- WHAT IS ASKED -
Copy the listing from its first line through the line that contains "- y-tick-label: 0: [48, 208, 56, 218]", both included, reproducing every line unchanged.

- INFORMATION SUPPLIED -

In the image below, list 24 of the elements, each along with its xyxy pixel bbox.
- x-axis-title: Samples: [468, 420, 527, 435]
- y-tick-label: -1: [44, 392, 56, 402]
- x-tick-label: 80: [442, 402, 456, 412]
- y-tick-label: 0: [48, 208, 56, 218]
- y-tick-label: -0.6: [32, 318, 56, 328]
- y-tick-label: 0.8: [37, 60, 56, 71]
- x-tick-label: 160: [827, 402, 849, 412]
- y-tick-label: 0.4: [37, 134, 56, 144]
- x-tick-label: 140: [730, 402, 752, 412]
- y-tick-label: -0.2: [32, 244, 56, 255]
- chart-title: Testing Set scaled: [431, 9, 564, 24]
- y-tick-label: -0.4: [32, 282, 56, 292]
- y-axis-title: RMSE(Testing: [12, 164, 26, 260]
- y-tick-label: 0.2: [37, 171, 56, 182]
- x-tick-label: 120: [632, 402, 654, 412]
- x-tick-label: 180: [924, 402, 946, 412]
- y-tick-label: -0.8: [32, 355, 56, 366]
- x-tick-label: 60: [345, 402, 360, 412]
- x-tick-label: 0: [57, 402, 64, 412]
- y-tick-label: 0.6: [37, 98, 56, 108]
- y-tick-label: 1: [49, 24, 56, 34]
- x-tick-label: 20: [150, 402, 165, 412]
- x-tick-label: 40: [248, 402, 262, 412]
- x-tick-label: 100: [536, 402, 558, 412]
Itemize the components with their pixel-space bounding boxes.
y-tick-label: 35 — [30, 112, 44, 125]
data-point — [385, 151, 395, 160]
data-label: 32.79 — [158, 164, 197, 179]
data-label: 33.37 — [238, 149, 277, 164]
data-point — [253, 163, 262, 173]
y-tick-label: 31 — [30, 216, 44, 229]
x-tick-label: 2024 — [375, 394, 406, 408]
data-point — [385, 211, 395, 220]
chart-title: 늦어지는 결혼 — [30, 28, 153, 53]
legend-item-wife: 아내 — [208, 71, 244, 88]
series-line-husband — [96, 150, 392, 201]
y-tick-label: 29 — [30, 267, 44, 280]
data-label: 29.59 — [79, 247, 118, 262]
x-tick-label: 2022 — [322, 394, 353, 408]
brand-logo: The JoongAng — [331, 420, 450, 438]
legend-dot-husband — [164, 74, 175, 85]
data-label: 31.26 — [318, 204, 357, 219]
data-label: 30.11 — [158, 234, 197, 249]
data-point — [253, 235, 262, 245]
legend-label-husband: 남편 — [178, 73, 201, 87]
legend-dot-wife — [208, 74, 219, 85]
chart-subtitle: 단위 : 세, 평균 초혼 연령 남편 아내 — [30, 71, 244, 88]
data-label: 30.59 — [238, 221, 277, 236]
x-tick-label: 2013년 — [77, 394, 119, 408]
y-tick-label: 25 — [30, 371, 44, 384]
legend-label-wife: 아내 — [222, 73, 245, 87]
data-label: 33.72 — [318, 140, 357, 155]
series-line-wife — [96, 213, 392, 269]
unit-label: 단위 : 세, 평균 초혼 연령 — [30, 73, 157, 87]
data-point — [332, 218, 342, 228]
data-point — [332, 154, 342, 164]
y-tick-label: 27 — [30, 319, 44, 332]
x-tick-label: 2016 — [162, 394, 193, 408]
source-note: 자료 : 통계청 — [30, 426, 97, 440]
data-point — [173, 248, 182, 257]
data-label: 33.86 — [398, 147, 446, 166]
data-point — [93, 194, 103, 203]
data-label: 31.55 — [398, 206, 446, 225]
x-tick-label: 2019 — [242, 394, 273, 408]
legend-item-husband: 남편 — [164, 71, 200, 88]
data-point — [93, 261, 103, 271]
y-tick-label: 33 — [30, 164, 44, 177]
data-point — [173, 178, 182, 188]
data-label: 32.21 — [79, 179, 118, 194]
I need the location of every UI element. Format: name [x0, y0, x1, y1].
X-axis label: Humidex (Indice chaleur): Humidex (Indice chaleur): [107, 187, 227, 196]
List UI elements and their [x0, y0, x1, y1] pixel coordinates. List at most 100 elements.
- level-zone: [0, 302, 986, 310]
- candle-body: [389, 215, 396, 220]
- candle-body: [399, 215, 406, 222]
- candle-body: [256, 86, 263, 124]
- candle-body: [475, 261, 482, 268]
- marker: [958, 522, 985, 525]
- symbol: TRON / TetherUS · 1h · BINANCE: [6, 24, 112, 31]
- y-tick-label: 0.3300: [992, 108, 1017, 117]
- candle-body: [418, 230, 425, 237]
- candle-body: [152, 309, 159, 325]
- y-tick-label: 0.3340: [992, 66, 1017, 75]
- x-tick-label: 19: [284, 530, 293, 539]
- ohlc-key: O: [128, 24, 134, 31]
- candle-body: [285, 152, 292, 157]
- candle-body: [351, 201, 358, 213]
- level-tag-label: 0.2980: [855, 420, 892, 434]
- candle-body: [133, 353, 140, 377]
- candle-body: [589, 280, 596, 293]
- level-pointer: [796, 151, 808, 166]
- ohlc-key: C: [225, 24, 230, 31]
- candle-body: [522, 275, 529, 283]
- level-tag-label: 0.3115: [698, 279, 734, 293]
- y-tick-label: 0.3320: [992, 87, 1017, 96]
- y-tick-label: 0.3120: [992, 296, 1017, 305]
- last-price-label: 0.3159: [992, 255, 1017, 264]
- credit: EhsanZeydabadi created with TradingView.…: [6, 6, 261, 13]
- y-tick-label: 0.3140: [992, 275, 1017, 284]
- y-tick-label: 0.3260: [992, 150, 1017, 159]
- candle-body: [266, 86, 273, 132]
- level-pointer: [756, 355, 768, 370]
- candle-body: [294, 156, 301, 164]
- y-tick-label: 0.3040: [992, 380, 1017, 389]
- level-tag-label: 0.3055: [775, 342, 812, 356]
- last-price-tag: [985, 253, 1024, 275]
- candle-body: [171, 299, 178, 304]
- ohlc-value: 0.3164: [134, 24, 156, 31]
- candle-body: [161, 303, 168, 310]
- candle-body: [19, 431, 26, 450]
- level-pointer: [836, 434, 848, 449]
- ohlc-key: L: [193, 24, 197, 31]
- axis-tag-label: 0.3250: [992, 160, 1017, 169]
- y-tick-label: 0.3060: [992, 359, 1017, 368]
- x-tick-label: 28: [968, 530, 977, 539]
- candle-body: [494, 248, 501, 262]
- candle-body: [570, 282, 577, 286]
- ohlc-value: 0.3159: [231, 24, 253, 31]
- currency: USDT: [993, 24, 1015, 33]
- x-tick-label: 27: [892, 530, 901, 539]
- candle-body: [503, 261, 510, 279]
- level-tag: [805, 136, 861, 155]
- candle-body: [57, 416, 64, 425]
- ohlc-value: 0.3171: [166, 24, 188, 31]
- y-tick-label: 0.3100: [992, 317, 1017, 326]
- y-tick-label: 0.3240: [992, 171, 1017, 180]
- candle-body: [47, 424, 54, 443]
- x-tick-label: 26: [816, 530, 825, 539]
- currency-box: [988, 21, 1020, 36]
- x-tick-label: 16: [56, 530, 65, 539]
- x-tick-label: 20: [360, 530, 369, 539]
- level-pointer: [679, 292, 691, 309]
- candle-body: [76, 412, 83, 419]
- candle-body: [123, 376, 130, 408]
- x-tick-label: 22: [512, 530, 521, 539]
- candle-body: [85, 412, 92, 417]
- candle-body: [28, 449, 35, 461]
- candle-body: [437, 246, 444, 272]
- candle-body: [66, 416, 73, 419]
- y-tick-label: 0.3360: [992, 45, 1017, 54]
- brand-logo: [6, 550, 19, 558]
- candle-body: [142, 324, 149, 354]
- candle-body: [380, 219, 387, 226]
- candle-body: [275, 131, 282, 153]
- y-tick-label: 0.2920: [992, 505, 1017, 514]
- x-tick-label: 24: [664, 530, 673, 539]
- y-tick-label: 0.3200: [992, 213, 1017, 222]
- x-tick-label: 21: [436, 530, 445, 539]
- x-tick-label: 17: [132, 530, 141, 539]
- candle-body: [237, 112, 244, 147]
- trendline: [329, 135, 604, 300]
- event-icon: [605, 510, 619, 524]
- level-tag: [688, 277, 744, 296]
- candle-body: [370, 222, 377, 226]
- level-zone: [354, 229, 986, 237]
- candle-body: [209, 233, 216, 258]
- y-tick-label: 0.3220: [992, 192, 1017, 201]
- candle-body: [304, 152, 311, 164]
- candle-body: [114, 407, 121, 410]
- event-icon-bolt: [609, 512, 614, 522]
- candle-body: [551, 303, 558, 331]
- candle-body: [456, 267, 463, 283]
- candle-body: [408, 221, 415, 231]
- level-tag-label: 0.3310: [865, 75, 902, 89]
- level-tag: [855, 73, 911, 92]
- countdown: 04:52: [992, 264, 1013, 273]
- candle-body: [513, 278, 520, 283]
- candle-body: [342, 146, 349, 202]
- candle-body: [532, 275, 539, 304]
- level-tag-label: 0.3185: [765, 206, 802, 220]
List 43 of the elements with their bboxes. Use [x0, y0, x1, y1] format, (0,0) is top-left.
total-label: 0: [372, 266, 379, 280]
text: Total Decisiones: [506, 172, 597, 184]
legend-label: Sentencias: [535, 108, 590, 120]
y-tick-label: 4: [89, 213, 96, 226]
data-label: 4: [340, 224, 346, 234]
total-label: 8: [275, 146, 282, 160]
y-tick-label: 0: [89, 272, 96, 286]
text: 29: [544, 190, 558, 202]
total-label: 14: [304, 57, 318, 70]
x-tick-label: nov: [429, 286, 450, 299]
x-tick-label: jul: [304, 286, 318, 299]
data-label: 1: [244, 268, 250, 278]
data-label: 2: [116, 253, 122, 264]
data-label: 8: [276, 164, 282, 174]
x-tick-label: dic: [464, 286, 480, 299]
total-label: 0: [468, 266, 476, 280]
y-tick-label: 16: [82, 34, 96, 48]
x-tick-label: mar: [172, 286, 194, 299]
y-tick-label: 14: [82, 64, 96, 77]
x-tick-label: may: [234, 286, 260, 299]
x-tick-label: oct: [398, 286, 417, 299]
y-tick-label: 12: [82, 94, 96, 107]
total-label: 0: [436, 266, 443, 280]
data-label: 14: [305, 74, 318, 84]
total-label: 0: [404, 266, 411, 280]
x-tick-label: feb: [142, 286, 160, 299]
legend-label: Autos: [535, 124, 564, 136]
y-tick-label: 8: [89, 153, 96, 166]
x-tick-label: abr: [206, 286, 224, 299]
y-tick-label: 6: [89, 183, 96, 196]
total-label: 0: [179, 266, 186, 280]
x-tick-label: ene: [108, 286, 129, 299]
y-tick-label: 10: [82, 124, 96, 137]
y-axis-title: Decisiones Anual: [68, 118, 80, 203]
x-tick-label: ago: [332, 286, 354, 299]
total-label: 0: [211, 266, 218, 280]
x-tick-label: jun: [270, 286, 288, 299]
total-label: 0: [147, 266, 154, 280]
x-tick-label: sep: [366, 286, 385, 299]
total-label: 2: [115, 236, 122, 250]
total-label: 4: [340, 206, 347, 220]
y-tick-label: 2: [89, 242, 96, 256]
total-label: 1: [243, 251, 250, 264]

- RESULT BELOW -
In the image below, list 24 of the elements, each along with its xyxy pixel bbox.
- x-axis-title: Samples: [468, 420, 527, 435]
- y-tick-label: -1: [44, 392, 56, 402]
- x-tick-label: 80: [442, 402, 456, 412]
- y-tick-label: 0: [48, 208, 56, 218]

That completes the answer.